→ **WORK TO DO**:
Repeat the records verbatim and leave the pictures out of your copy.

→ **STORED DATA**:
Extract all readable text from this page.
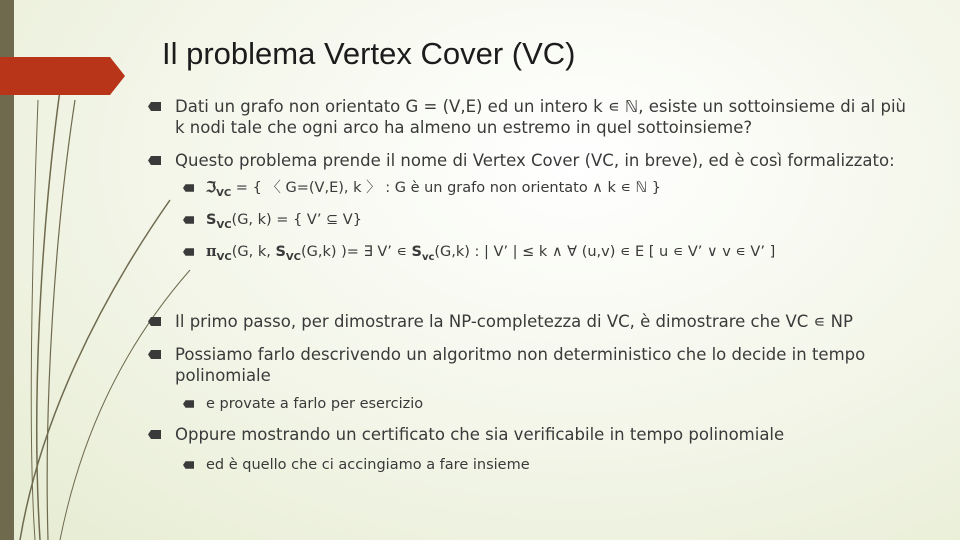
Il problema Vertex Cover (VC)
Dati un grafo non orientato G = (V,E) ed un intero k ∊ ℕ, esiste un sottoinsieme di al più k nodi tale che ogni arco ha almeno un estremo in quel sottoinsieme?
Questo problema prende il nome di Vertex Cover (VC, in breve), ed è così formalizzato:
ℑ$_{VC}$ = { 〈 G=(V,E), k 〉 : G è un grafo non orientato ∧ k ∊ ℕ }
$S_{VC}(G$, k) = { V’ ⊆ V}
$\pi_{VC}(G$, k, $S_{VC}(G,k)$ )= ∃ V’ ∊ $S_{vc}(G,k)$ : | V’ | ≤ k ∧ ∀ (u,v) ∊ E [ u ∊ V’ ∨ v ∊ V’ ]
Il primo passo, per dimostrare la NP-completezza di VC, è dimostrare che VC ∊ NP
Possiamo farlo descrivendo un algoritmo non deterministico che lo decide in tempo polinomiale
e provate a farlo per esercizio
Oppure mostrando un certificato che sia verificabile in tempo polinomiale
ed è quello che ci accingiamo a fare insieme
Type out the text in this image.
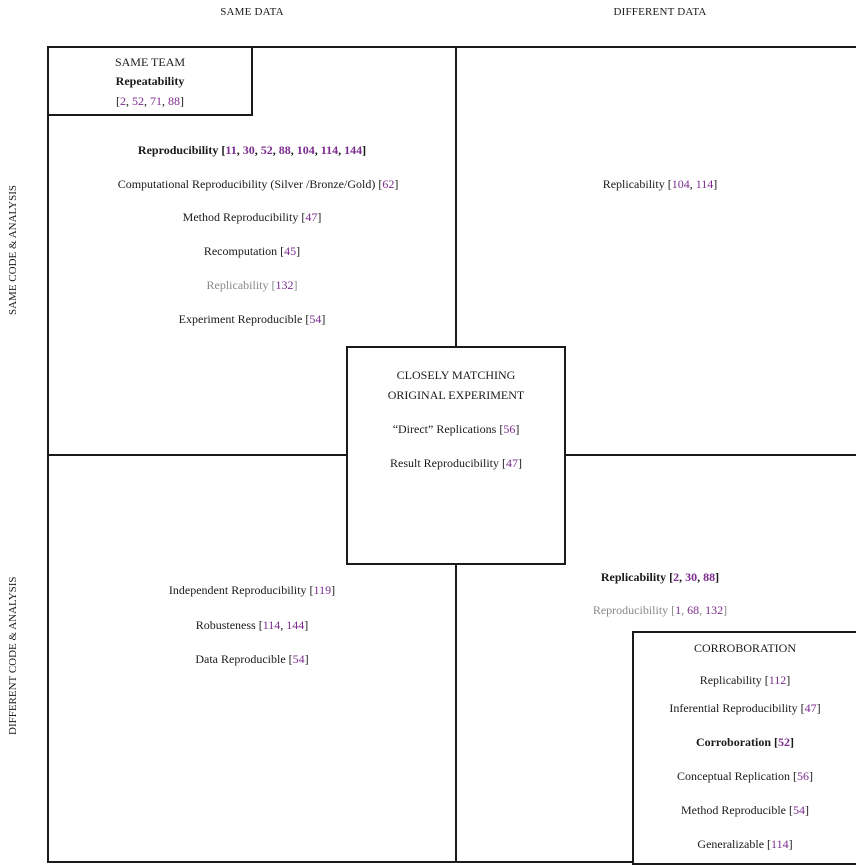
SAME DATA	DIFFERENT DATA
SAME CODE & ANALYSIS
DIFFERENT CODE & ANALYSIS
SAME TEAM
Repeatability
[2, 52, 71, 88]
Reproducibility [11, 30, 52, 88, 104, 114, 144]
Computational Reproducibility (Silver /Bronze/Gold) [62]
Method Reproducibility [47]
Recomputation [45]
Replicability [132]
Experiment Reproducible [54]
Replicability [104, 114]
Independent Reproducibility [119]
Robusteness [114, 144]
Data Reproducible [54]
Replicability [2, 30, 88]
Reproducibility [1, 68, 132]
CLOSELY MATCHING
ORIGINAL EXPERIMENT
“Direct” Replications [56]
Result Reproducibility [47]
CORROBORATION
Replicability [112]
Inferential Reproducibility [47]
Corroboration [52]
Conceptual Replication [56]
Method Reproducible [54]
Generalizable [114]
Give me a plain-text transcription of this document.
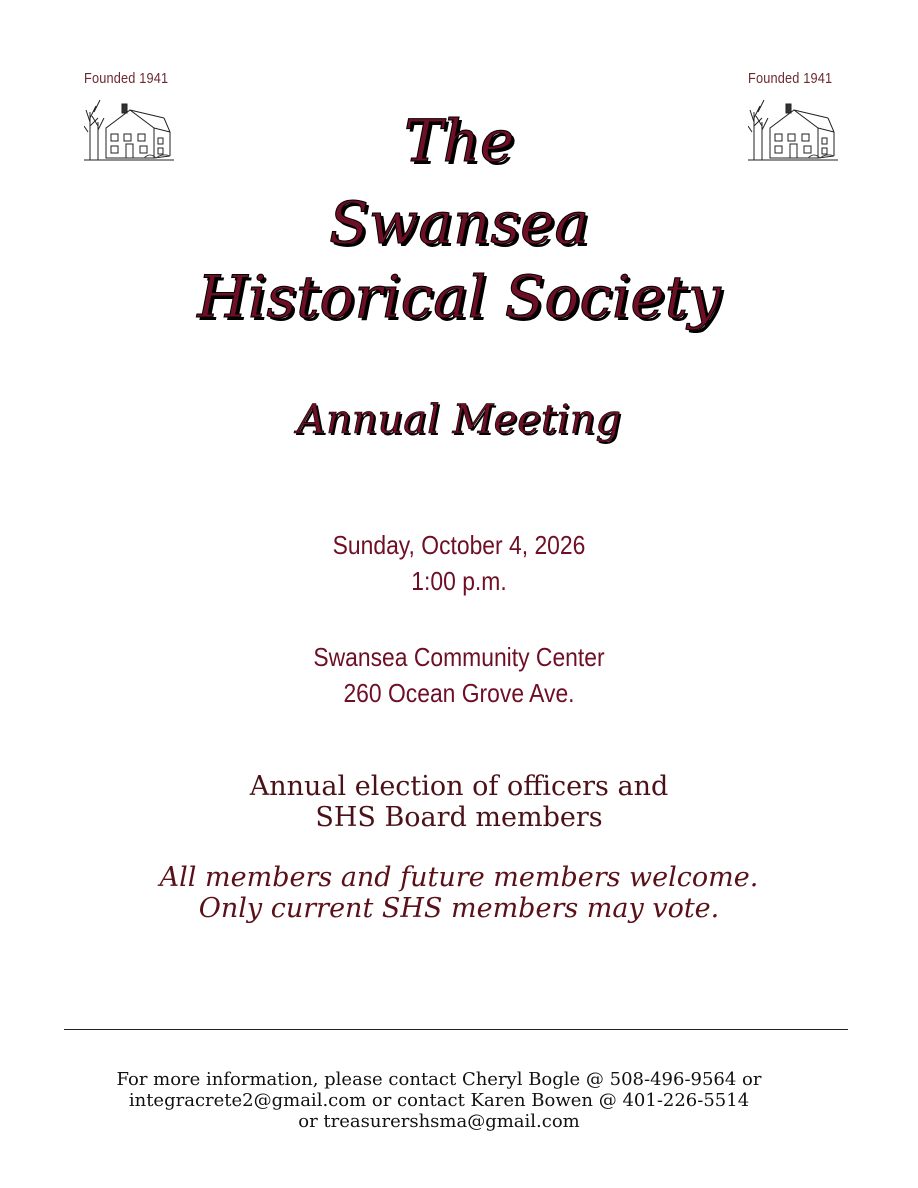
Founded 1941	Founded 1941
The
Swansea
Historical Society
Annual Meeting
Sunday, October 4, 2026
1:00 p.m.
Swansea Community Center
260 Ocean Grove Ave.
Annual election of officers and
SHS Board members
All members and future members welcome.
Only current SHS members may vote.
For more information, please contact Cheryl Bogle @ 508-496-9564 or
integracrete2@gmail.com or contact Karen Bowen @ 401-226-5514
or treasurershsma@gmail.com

→ **FINISHED EXERCISE**:
Extract all readable text from this page.
Il problema Vertex Cover (VC)
Dati un grafo non orientato G = (V,E) ed un intero k ∊ ℕ, esiste un sottoinsieme di al più k nodi tale che ogni arco ha almeno un estremo in quel sottoinsieme?
Questo problema prende il nome di Vertex Cover (VC, in breve), ed è così formalizzato:
ℑ$_{VC}$ = { 〈 G=(V,E), k 〉 : G è un grafo non orientato ∧ k ∊ ℕ }
$S_{VC}(G$, k) = { V’ ⊆ V}
$\pi_{VC}(G$, k, $S_{VC}(G,k)$ )= ∃ V’ ∊ $S_{vc}(G,k)$ : | V’ | ≤ k ∧ ∀ (u,v) ∊ E [ u ∊ V’ ∨ v ∊ V’ ]
Il primo passo, per dimostrare la NP-completezza di VC, è dimostrare che VC ∊ NP
Possiamo farlo descrivendo un algoritmo non deterministico che lo decide in tempo polinomiale
e provate a farlo per esercizio
Oppure mostrando un certificato che sia verificabile in tempo polinomiale
ed è quello che ci accingiamo a fare insieme
Type out the text in this image.
SAME DATA	DIFFERENT DATA
SAME CODE & ANALYSIS
DIFFERENT CODE & ANALYSIS
SAME TEAM
Repeatability
[2, 52, 71, 88]
Reproducibility [11, 30, 52, 88, 104, 114, 144]
Computational Reproducibility (Silver /Bronze/Gold) [62]
Method Reproducibility [47]
Recomputation [45]
Replicability [132]
Experiment Reproducible [54]
Replicability [104, 114]
Independent Reproducibility [119]
Robusteness [114, 144]
Data Reproducible [54]
Replicability [2, 30, 88]
Reproducibility [1, 68, 132]
CLOSELY MATCHING
ORIGINAL EXPERIMENT
“Direct” Replications [56]
Result Reproducibility [47]
CORROBORATION
Replicability [112]
Inferential Reproducibility [47]
Corroboration [52]
Conceptual Replication [56]
Method Reproducible [54]
Generalizable [114]
Give me a plain-text transcription of this document.
Founded 1941	Founded 1941
The
Swansea
Historical Society
Annual Meeting
Sunday, October 4, 2026
1:00 p.m.
Swansea Community Center
260 Ocean Grove Ave.
Annual election of officers and
SHS Board members
All members and future members welcome.
Only current SHS members may vote.
For more information, please contact Cheryl Bogle @ 508-496-9564 or
integracrete2@gmail.com or contact Karen Bowen @ 401-226-5514
or treasurershsma@gmail.com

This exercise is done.